[Challenge] Without the pictures, set down every line of the data exactly.

[Extracted records]
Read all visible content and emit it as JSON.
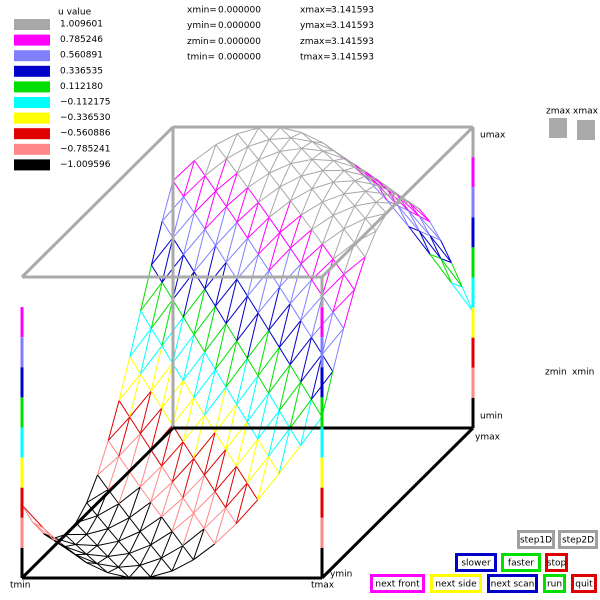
{
  "legend": {
    "title": "u value",
    "items": [
      {
        "label": "1.009601",
        "color": "#a8a8a8"
      },
      {
        "label": "0.785246",
        "color": "#ff00ff"
      },
      {
        "label": "0.560891",
        "color": "#8080ff"
      },
      {
        "label": "0.336535",
        "color": "#0000c8"
      },
      {
        "label": "0.112180",
        "color": "#00e000"
      },
      {
        "label": "−0.112175",
        "color": "#00ffff"
      },
      {
        "label": "−0.336530",
        "color": "#ffff00"
      },
      {
        "label": "−0.560886",
        "color": "#e00000"
      },
      {
        "label": "−0.785241",
        "color": "#ff8888"
      },
      {
        "label": "−1.009596",
        "color": "#000000"
      }
    ]
  },
  "ranges": [
    {
      "min_label": "xmin=",
      "min": "0.000000",
      "max_label": "xmax=",
      "max": "3.141593"
    },
    {
      "min_label": "ymin=",
      "min": "0.000000",
      "max_label": "ymax=",
      "max": "3.141593"
    },
    {
      "min_label": "zmin=",
      "min": "0.000000",
      "max_label": "zmax=",
      "max": "3.141593"
    },
    {
      "min_label": "tmin=",
      "min": "0.000000",
      "max_label": "tmax=",
      "max": "3.141593"
    }
  ],
  "axis_labels": {
    "umax": "umax",
    "umin": "umin",
    "ymax": "ymax",
    "ymin": "ymin",
    "tmin": "tmin",
    "tmax": "tmax",
    "zmax": "zmax",
    "xmax": "xmax",
    "zmin": "zmin",
    "xmin": "xmin"
  },
  "buttons": [
    {
      "label": "step1D",
      "color": "#a0a0a0"
    },
    {
      "label": "step2D",
      "color": "#a0a0a0"
    },
    {
      "label": "slower",
      "color": "#0000c8"
    },
    {
      "label": "faster",
      "color": "#00e000"
    },
    {
      "label": "stop",
      "color": "#e00000"
    },
    {
      "label": "next front",
      "color": "#ff00ff"
    },
    {
      "label": "next side",
      "color": "#ffff00"
    },
    {
      "label": "next scan",
      "color": "#0000c8"
    },
    {
      "label": "run",
      "color": "#00e000"
    },
    {
      "label": "quit",
      "color": "#e00000"
    }
  ]
}
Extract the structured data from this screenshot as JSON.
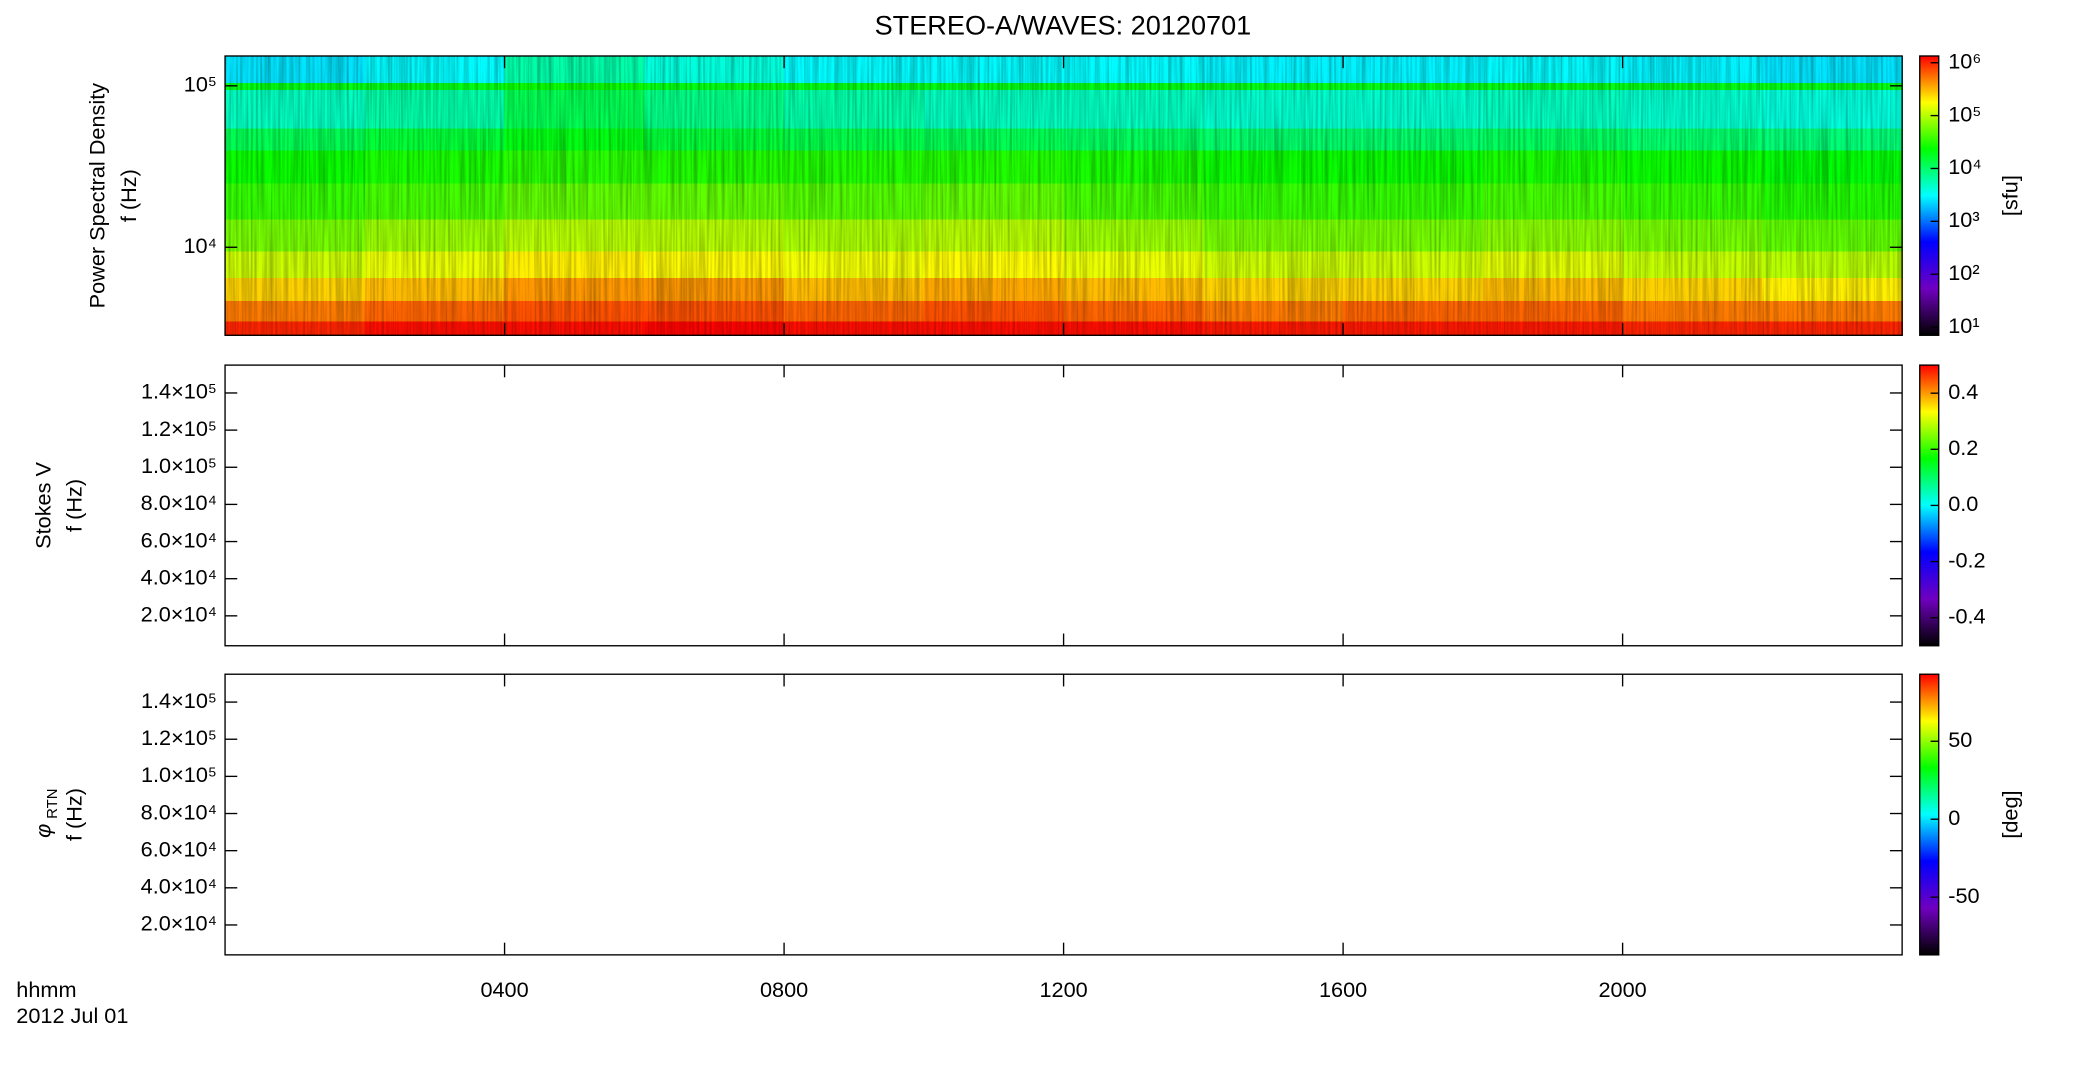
{
  "chart_data": {
    "type": "heatmap",
    "title": "STEREO-A/WAVES: 20120701",
    "x_label": "hhmm",
    "date_label": "2012 Jul 01",
    "xlim": [
      0,
      24
    ],
    "xticks": [
      {
        "value": 4,
        "label": "0400"
      },
      {
        "value": 8,
        "label": "0800"
      },
      {
        "value": 12,
        "label": "1200"
      },
      {
        "value": 16,
        "label": "1600"
      },
      {
        "value": 20,
        "label": "2000"
      }
    ],
    "colormap": [
      "#000000",
      "#7000c0",
      "#0000ff",
      "#00ffff",
      "#00ff00",
      "#ffff00",
      "#ff0000"
    ],
    "panels": [
      {
        "ylabel": [
          "Power Spectral Density",
          "f (Hz)"
        ],
        "ylog": true,
        "ylim": [
          2850,
          153000
        ],
        "yticks": [
          {
            "value": 10000,
            "label": "10⁴"
          },
          {
            "value": 100000,
            "label": "10⁵"
          }
        ],
        "zlog": true,
        "zlim": [
          7,
          1340000
        ],
        "zticks": [
          {
            "value": 10,
            "label": "10¹"
          },
          {
            "value": 100,
            "label": "10²"
          },
          {
            "value": 1000,
            "label": "10³"
          },
          {
            "value": 10000,
            "label": "10⁴"
          },
          {
            "value": 100000,
            "label": "10⁵"
          },
          {
            "value": 1000000,
            "label": "10⁶"
          }
        ],
        "zlabel": "[sfu]",
        "x_edges": [
          0,
          2,
          4,
          6,
          8,
          10,
          12,
          14,
          16,
          18,
          20,
          22,
          24
        ],
        "y_edges": [
          2850,
          3500,
          4700,
          6500,
          9500,
          15000,
          25000,
          40000,
          55000,
          95000,
          105000,
          153000
        ],
        "z": [
          [
            1000000,
            1200000,
            1200000,
            1300000,
            1200000,
            1200000,
            1200000,
            1100000,
            1100000,
            1100000,
            1000000,
            1000000
          ],
          [
            500000,
            600000,
            700000,
            700000,
            600000,
            700000,
            600000,
            500000,
            600000,
            600000,
            500000,
            500000
          ],
          [
            250000,
            300000,
            400000,
            400000,
            300000,
            350000,
            300000,
            250000,
            250000,
            300000,
            250000,
            200000
          ],
          [
            120000,
            150000,
            200000,
            180000,
            160000,
            180000,
            150000,
            120000,
            120000,
            140000,
            110000,
            100000
          ],
          [
            60000,
            80000,
            100000,
            100000,
            90000,
            100000,
            80000,
            60000,
            60000,
            70000,
            60000,
            50000
          ],
          [
            35000,
            40000,
            50000,
            50000,
            45000,
            50000,
            40000,
            35000,
            35000,
            40000,
            35000,
            30000
          ],
          [
            25000,
            28000,
            32000,
            30000,
            30000,
            30000,
            28000,
            25000,
            25000,
            28000,
            25000,
            22000
          ],
          [
            12000,
            15000,
            20000,
            15000,
            13000,
            12000,
            11000,
            10000,
            10000,
            11000,
            10000,
            9000
          ],
          [
            5000,
            6000,
            12000,
            8000,
            6000,
            5000,
            5000,
            4500,
            4500,
            5000,
            4500,
            4000
          ],
          [
            20000,
            20000,
            25000,
            20000,
            20000,
            20000,
            20000,
            20000,
            20000,
            20000,
            20000,
            20000
          ],
          [
            2500,
            3000,
            6000,
            4000,
            3000,
            3000,
            3000,
            2800,
            2800,
            3000,
            2800,
            2500
          ]
        ]
      },
      {
        "ylabel": [
          "Stokes V",
          "f (Hz)"
        ],
        "ylog": false,
        "ylim": [
          3900,
          155000
        ],
        "yticks": [
          {
            "value": 20000,
            "label": "2.0×10⁴"
          },
          {
            "value": 40000,
            "label": "4.0×10⁴"
          },
          {
            "value": 60000,
            "label": "6.0×10⁴"
          },
          {
            "value": 80000,
            "label": "8.0×10⁴"
          },
          {
            "value": 100000,
            "label": "1.0×10⁵"
          },
          {
            "value": 120000,
            "label": "1.2×10⁵"
          },
          {
            "value": 140000,
            "label": "1.4×10⁵"
          }
        ],
        "zlog": false,
        "zlim": [
          -0.5,
          0.5
        ],
        "zticks": [
          -0.4,
          -0.2,
          {
            "value": 0,
            "label": "0.0"
          },
          0.2,
          0.4
        ]
      },
      {
        "ylabel": [
          "f (Hz)"
        ],
        "ylabel_symbol": "φ",
        "ylabel_subscript": "RTN",
        "ylog": false,
        "ylim": [
          3900,
          155000
        ],
        "yticks": [
          {
            "value": 20000,
            "label": "2.0×10⁴"
          },
          {
            "value": 40000,
            "label": "4.0×10⁴"
          },
          {
            "value": 60000,
            "label": "6.0×10⁴"
          },
          {
            "value": 80000,
            "label": "8.0×10⁴"
          },
          {
            "value": 100000,
            "label": "1.0×10⁵"
          },
          {
            "value": 120000,
            "label": "1.2×10⁵"
          },
          {
            "value": 140000,
            "label": "1.4×10⁵"
          }
        ],
        "zlog": false,
        "zlim": [
          -87,
          93
        ],
        "zticks": [
          -50,
          0,
          50
        ],
        "zlabel": "[deg]"
      }
    ]
  }
}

[Response below]
Read all visible content and emit it as JSON.
{
  "legend": {
    "title": "u value",
    "items": [
      {
        "label": "1.009601",
        "color": "#a8a8a8"
      },
      {
        "label": "0.785246",
        "color": "#ff00ff"
      },
      {
        "label": "0.560891",
        "color": "#8080ff"
      },
      {
        "label": "0.336535",
        "color": "#0000c8"
      },
      {
        "label": "0.112180",
        "color": "#00e000"
      },
      {
        "label": "−0.112175",
        "color": "#00ffff"
      },
      {
        "label": "−0.336530",
        "color": "#ffff00"
      },
      {
        "label": "−0.560886",
        "color": "#e00000"
      },
      {
        "label": "−0.785241",
        "color": "#ff8888"
      },
      {
        "label": "−1.009596",
        "color": "#000000"
      }
    ]
  },
  "ranges": [
    {
      "min_label": "xmin=",
      "min": "0.000000",
      "max_label": "xmax=",
      "max": "3.141593"
    },
    {
      "min_label": "ymin=",
      "min": "0.000000",
      "max_label": "ymax=",
      "max": "3.141593"
    },
    {
      "min_label": "zmin=",
      "min": "0.000000",
      "max_label": "zmax=",
      "max": "3.141593"
    },
    {
      "min_label": "tmin=",
      "min": "0.000000",
      "max_label": "tmax=",
      "max": "3.141593"
    }
  ],
  "axis_labels": {
    "umax": "umax",
    "umin": "umin",
    "ymax": "ymax",
    "ymin": "ymin",
    "tmin": "tmin",
    "tmax": "tmax",
    "zmax": "zmax",
    "xmax": "xmax",
    "zmin": "zmin",
    "xmin": "xmin"
  },
  "buttons": [
    {
      "label": "step1D",
      "color": "#a0a0a0"
    },
    {
      "label": "step2D",
      "color": "#a0a0a0"
    },
    {
      "label": "slower",
      "color": "#0000c8"
    },
    {
      "label": "faster",
      "color": "#00e000"
    },
    {
      "label": "stop",
      "color": "#e00000"
    },
    {
      "label": "next front",
      "color": "#ff00ff"
    },
    {
      "label": "next side",
      "color": "#ffff00"
    },
    {
      "label": "next scan",
      "color": "#0000c8"
    },
    {
      "label": "run",
      "color": "#00e000"
    },
    {
      "label": "quit",
      "color": "#e00000"
    }
  ]
}
Extract the structured data from this screenshot as JSON.
{
  "chart_data": {
    "type": "heatmap",
    "title": "STEREO-A/WAVES: 20120701",
    "x_label": "hhmm",
    "date_label": "2012 Jul 01",
    "xlim": [
      0,
      24
    ],
    "xticks": [
      {
        "value": 4,
        "label": "0400"
      },
      {
        "value": 8,
        "label": "0800"
      },
      {
        "value": 12,
        "label": "1200"
      },
      {
        "value": 16,
        "label": "1600"
      },
      {
        "value": 20,
        "label": "2000"
      }
    ],
    "colormap": [
      "#000000",
      "#7000c0",
      "#0000ff",
      "#00ffff",
      "#00ff00",
      "#ffff00",
      "#ff0000"
    ],
    "panels": [
      {
        "ylabel": [
          "Power Spectral Density",
          "f (Hz)"
        ],
        "ylog": true,
        "ylim": [
          2850,
          153000
        ],
        "yticks": [
          {
            "value": 10000,
            "label": "10⁴"
          },
          {
            "value": 100000,
            "label": "10⁵"
          }
        ],
        "zlog": true,
        "zlim": [
          7,
          1340000
        ],
        "zticks": [
          {
            "value": 10,
            "label": "10¹"
          },
          {
            "value": 100,
            "label": "10²"
          },
          {
            "value": 1000,
            "label": "10³"
          },
          {
            "value": 10000,
            "label": "10⁴"
          },
          {
            "value": 100000,
            "label": "10⁵"
          },
          {
            "value": 1000000,
            "label": "10⁶"
          }
        ],
        "zlabel": "[sfu]",
        "x_edges": [
          0,
          2,
          4,
          6,
          8,
          10,
          12,
          14,
          16,
          18,
          20,
          22,
          24
        ],
        "y_edges": [
          2850,
          3500,
          4700,
          6500,
          9500,
          15000,
          25000,
          40000,
          55000,
          95000,
          105000,
          153000
        ],
        "z": [
          [
            1000000,
            1200000,
            1200000,
            1300000,
            1200000,
            1200000,
            1200000,
            1100000,
            1100000,
            1100000,
            1000000,
            1000000
          ],
          [
            500000,
            600000,
            700000,
            700000,
            600000,
            700000,
            600000,
            500000,
            600000,
            600000,
            500000,
            500000
          ],
          [
            250000,
            300000,
            400000,
            400000,
            300000,
            350000,
            300000,
            250000,
            250000,
            300000,
            250000,
            200000
          ],
          [
            120000,
            150000,
            200000,
            180000,
            160000,
            180000,
            150000,
            120000,
            120000,
            140000,
            110000,
            100000
          ],
          [
            60000,
            80000,
            100000,
            100000,
            90000,
            100000,
            80000,
            60000,
            60000,
            70000,
            60000,
            50000
          ],
          [
            35000,
            40000,
            50000,
            50000,
            45000,
            50000,
            40000,
            35000,
            35000,
            40000,
            35000,
            30000
          ],
          [
            25000,
            28000,
            32000,
            30000,
            30000,
            30000,
            28000,
            25000,
            25000,
            28000,
            25000,
            22000
          ],
          [
            12000,
            15000,
            20000,
            15000,
            13000,
            12000,
            11000,
            10000,
            10000,
            11000,
            10000,
            9000
          ],
          [
            5000,
            6000,
            12000,
            8000,
            6000,
            5000,
            5000,
            4500,
            4500,
            5000,
            4500,
            4000
          ],
          [
            20000,
            20000,
            25000,
            20000,
            20000,
            20000,
            20000,
            20000,
            20000,
            20000,
            20000,
            20000
          ],
          [
            2500,
            3000,
            6000,
            4000,
            3000,
            3000,
            3000,
            2800,
            2800,
            3000,
            2800,
            2500
          ]
        ]
      },
      {
        "ylabel": [
          "Stokes V",
          "f (Hz)"
        ],
        "ylog": false,
        "ylim": [
          3900,
          155000
        ],
        "yticks": [
          {
            "value": 20000,
            "label": "2.0×10⁴"
          },
          {
            "value": 40000,
            "label": "4.0×10⁴"
          },
          {
            "value": 60000,
            "label": "6.0×10⁴"
          },
          {
            "value": 80000,
            "label": "8.0×10⁴"
          },
          {
            "value": 100000,
            "label": "1.0×10⁵"
          },
          {
            "value": 120000,
            "label": "1.2×10⁵"
          },
          {
            "value": 140000,
            "label": "1.4×10⁵"
          }
        ],
        "zlog": false,
        "zlim": [
          -0.5,
          0.5
        ],
        "zticks": [
          -0.4,
          -0.2,
          {
            "value": 0,
            "label": "0.0"
          },
          0.2,
          0.4
        ]
      },
      {
        "ylabel": [
          "f (Hz)"
        ],
        "ylabel_symbol": "φ",
        "ylabel_subscript": "RTN",
        "ylog": false,
        "ylim": [
          3900,
          155000
        ],
        "yticks": [
          {
            "value": 20000,
            "label": "2.0×10⁴"
          },
          {
            "value": 40000,
            "label": "4.0×10⁴"
          },
          {
            "value": 60000,
            "label": "6.0×10⁴"
          },
          {
            "value": 80000,
            "label": "8.0×10⁴"
          },
          {
            "value": 100000,
            "label": "1.0×10⁵"
          },
          {
            "value": 120000,
            "label": "1.2×10⁵"
          },
          {
            "value": 140000,
            "label": "1.4×10⁵"
          }
        ],
        "zlog": false,
        "zlim": [
          -87,
          93
        ],
        "zticks": [
          -50,
          0,
          50
        ],
        "zlabel": "[deg]"
      }
    ]
  }
}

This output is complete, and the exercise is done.